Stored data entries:
* START *
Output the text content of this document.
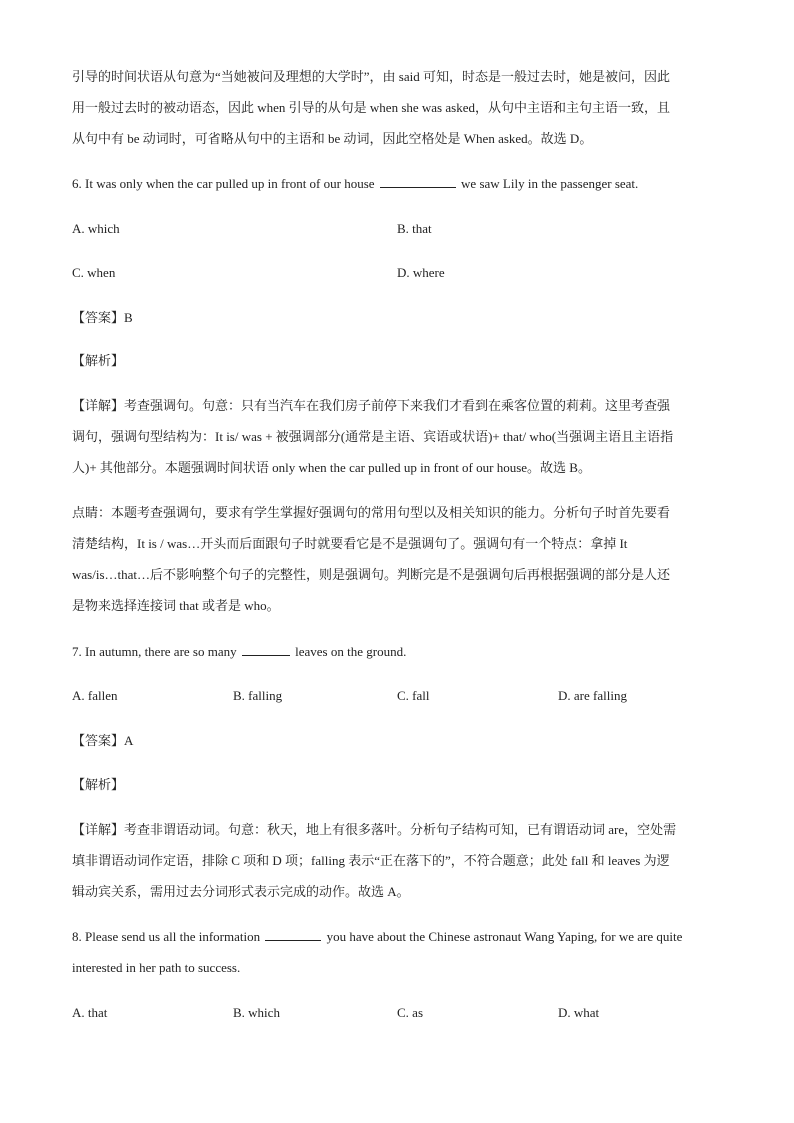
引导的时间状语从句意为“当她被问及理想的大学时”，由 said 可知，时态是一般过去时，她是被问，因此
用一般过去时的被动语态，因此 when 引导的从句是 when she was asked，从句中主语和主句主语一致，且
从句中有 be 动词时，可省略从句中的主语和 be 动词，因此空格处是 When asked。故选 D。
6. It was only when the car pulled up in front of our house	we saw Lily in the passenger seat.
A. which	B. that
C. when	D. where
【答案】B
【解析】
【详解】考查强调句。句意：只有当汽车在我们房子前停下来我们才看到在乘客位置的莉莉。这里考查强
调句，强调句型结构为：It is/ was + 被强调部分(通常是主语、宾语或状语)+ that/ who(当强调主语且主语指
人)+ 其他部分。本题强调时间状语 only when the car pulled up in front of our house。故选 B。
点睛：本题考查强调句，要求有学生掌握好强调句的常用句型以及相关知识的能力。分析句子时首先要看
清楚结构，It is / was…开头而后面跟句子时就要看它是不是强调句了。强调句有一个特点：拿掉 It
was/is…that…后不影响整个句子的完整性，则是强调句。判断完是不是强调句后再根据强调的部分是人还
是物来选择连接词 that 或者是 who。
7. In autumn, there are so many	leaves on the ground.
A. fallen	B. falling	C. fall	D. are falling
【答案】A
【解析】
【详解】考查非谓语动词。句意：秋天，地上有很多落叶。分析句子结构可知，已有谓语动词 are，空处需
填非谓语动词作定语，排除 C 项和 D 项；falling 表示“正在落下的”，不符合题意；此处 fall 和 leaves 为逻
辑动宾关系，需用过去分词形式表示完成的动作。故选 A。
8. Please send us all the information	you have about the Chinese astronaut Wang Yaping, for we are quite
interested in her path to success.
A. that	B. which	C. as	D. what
* END *
__Work to do__: Copy and report every line where the word "leaves" is present.

__Reply to the task__:
7. In autumn, there are so many	leaves on the ground.
填非谓语动词作定语，排除 C 项和 D 项；falling 表示“正在落下的”，不符合题意；此处 fall 和 leaves 为逻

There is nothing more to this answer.